■ Directive: Locate the line that contains "Output a JSON". Retype it and every line after it to the end of the records, exactly, but not the pictures.

(Entries with figure data)
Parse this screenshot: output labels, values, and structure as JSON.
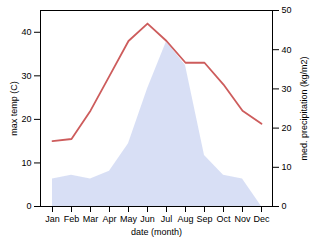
{
  "chart_data": {
    "type": "line",
    "categories": [
      "Jan",
      "Feb",
      "Mar",
      "Apr",
      "May",
      "Jun",
      "Jul",
      "Aug",
      "Sep",
      "Oct",
      "Nov",
      "Dec"
    ],
    "xlabel": "date (month)",
    "ylabel": "max temp (C)",
    "y2label": "med. precipitation (kg/m2)",
    "ylim": [
      0,
      45
    ],
    "yticks": [
      0,
      10,
      20,
      30,
      40
    ],
    "y2lim": [
      0,
      50
    ],
    "y2ticks": [
      0,
      10,
      20,
      30,
      40,
      50
    ],
    "grid": false,
    "series": [
      {
        "type": "area",
        "axis": "y2",
        "color": "#a8b8e8",
        "values": [
          7,
          8,
          7,
          9,
          16,
          30,
          42,
          36,
          13,
          8,
          7,
          0
        ]
      },
      {
        "type": "line",
        "color": "#cd5c5c",
        "values": [
          15,
          15.5,
          22,
          30,
          38,
          42,
          38,
          33,
          33,
          28,
          22,
          19
        ]
      }
    ]
  }
}
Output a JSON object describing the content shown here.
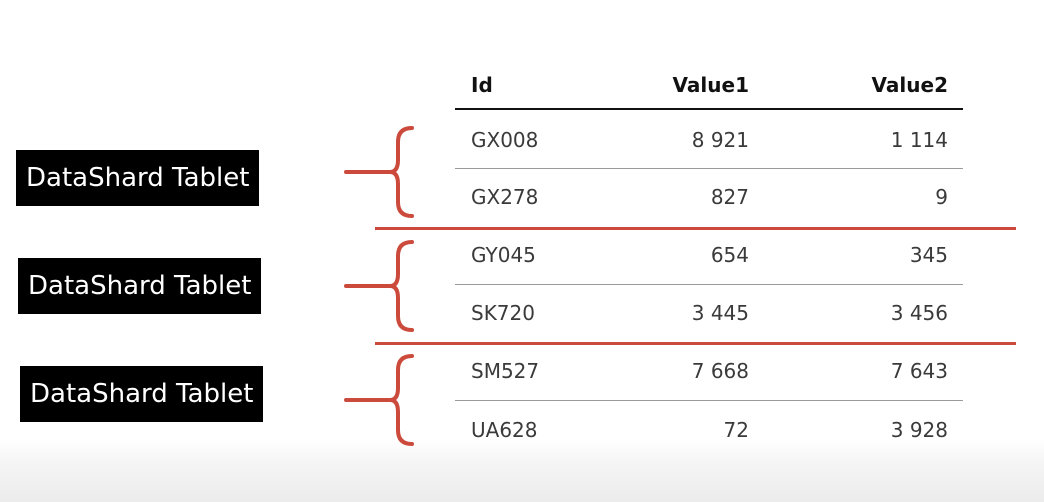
{
  "table": {
    "columns": [
      "Id",
      "Value1",
      "Value2"
    ],
    "rows": [
      {
        "id": "GX008",
        "value1": "8 921",
        "value2": "1 114"
      },
      {
        "id": "GX278",
        "value1": "827",
        "value2": "9"
      },
      {
        "id": "GY045",
        "value1": "654",
        "value2": "345"
      },
      {
        "id": "SK720",
        "value1": "3 445",
        "value2": "3 456"
      },
      {
        "id": "SM527",
        "value1": "7 668",
        "value2": "7 643"
      },
      {
        "id": "UA628",
        "value1": "72",
        "value2": "3 928"
      }
    ]
  },
  "shards": [
    {
      "label": "DataShard Tablet",
      "rows": [
        "GX008",
        "GX278"
      ]
    },
    {
      "label": "DataShard Tablet",
      "rows": [
        "GY045",
        "SK720"
      ]
    },
    {
      "label": "DataShard Tablet",
      "rows": [
        "SM527",
        "UA628"
      ]
    }
  ],
  "colors": {
    "accent": "#cc4a3c",
    "label_bg": "#000000",
    "label_text": "#ffffff",
    "header_rule": "#111111",
    "row_rule": "#9a9a9a"
  }
}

■ Result of the task:
Output a JSON object describing the content shown here.
{
  "table": {
    "columns": [
      "Id",
      "Value1",
      "Value2"
    ],
    "rows": [
      {
        "id": "GX008",
        "value1": "8 921",
        "value2": "1 114"
      },
      {
        "id": "GX278",
        "value1": "827",
        "value2": "9"
      },
      {
        "id": "GY045",
        "value1": "654",
        "value2": "345"
      },
      {
        "id": "SK720",
        "value1": "3 445",
        "value2": "3 456"
      },
      {
        "id": "SM527",
        "value1": "7 668",
        "value2": "7 643"
      },
      {
        "id": "UA628",
        "value1": "72",
        "value2": "3 928"
      }
    ]
  },
  "shards": [
    {
      "label": "DataShard Tablet",
      "rows": [
        "GX008",
        "GX278"
      ]
    },
    {
      "label": "DataShard Tablet",
      "rows": [
        "GY045",
        "SK720"
      ]
    },
    {
      "label": "DataShard Tablet",
      "rows": [
        "SM527",
        "UA628"
      ]
    }
  ],
  "colors": {
    "accent": "#cc4a3c",
    "label_bg": "#000000",
    "label_text": "#ffffff",
    "header_rule": "#111111",
    "row_rule": "#9a9a9a"
  }
}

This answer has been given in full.